Job
Every record must be repeated exactly; omit any pictures they contain.

[Extracted records]
>>>

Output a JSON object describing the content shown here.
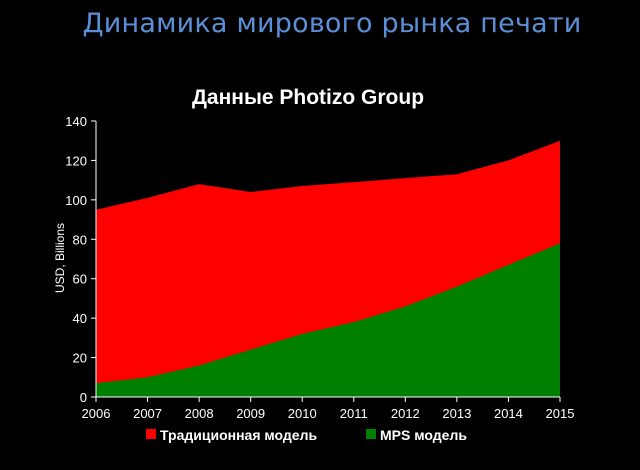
{
  "slide_title": "Динамика мирового рынка печати",
  "chart_data": {
    "type": "area",
    "title": "Данные Photizo Group",
    "xlabel": "",
    "ylabel": "USD, Billions",
    "x": [
      2006,
      2007,
      2008,
      2009,
      2010,
      2011,
      2012,
      2013,
      2014,
      2015
    ],
    "ylim": [
      0,
      140
    ],
    "yticks": [
      0,
      20,
      40,
      60,
      80,
      100,
      120,
      140
    ],
    "grid": false,
    "legend_position": "bottom",
    "series": [
      {
        "name": "Традиционная модель",
        "color": "#ff0000",
        "values": [
          95,
          101,
          108,
          104,
          107,
          109,
          111,
          113,
          120,
          130
        ]
      },
      {
        "name": "MPS модель",
        "color": "#008000",
        "values": [
          7,
          10,
          16,
          24,
          32,
          38,
          46,
          56,
          67,
          78
        ]
      }
    ]
  }
}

<<<

Solution to the problem
Output a JSON object describing the content shown here.
{
  "slide_title": "Динамика мирового рынка печати",
  "chart_data": {
    "type": "area",
    "title": "Данные Photizo Group",
    "xlabel": "",
    "ylabel": "USD, Billions",
    "x": [
      2006,
      2007,
      2008,
      2009,
      2010,
      2011,
      2012,
      2013,
      2014,
      2015
    ],
    "ylim": [
      0,
      140
    ],
    "yticks": [
      0,
      20,
      40,
      60,
      80,
      100,
      120,
      140
    ],
    "grid": false,
    "legend_position": "bottom",
    "series": [
      {
        "name": "Традиционная модель",
        "color": "#ff0000",
        "values": [
          95,
          101,
          108,
          104,
          107,
          109,
          111,
          113,
          120,
          130
        ]
      },
      {
        "name": "MPS модель",
        "color": "#008000",
        "values": [
          7,
          10,
          16,
          24,
          32,
          38,
          46,
          56,
          67,
          78
        ]
      }
    ]
  }
}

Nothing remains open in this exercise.